### Collected data entries

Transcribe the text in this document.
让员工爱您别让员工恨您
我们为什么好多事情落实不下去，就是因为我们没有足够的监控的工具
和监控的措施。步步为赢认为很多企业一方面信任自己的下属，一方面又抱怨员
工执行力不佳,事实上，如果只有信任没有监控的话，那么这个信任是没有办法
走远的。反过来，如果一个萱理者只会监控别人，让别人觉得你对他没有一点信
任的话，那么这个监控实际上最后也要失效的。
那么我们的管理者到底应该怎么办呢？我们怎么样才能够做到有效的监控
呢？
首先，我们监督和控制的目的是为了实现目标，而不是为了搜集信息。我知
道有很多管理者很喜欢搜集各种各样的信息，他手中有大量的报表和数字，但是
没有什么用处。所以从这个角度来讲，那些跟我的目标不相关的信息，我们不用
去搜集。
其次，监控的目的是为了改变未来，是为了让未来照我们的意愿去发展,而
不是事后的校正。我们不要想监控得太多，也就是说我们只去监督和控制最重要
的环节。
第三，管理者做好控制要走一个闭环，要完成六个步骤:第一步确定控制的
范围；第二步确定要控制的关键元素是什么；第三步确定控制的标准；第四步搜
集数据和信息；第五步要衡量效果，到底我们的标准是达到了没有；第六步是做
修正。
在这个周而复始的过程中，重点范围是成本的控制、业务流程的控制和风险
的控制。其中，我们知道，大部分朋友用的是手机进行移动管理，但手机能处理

### PROBLEM TO SOLVE
Go through the entries and repeat each one exactly.

### SOLUTION BELOW
Transcribe the text in this document.
让员工爱您别让员工恨您
我们为什么好多事情落实不下去，就是因为我们没有足够的监控的工具
和监控的措施。步步为赢认为很多企业一方面信任自己的下属，一方面又抱怨员
工执行力不佳,事实上，如果只有信任没有监控的话，那么这个信任是没有办法
走远的。反过来，如果一个萱理者只会监控别人，让别人觉得你对他没有一点信
任的话，那么这个监控实际上最后也要失效的。
那么我们的管理者到底应该怎么办呢？我们怎么样才能够做到有效的监控
呢？
首先，我们监督和控制的目的是为了实现目标，而不是为了搜集信息。我知
道有很多管理者很喜欢搜集各种各样的信息，他手中有大量的报表和数字，但是
没有什么用处。所以从这个角度来讲，那些跟我的目标不相关的信息，我们不用
去搜集。
其次，监控的目的是为了改变未来，是为了让未来照我们的意愿去发展,而
不是事后的校正。我们不要想监控得太多，也就是说我们只去监督和控制最重要
的环节。
第三，管理者做好控制要走一个闭环，要完成六个步骤:第一步确定控制的
范围；第二步确定要控制的关键元素是什么；第三步确定控制的标准；第四步搜
集数据和信息；第五步要衡量效果，到底我们的标准是达到了没有；第六步是做
修正。
在这个周而复始的过程中，重点范围是成本的控制、业务流程的控制和风险
的控制。其中，我们知道，大部分朋友用的是手机进行移动管理，但手机能处理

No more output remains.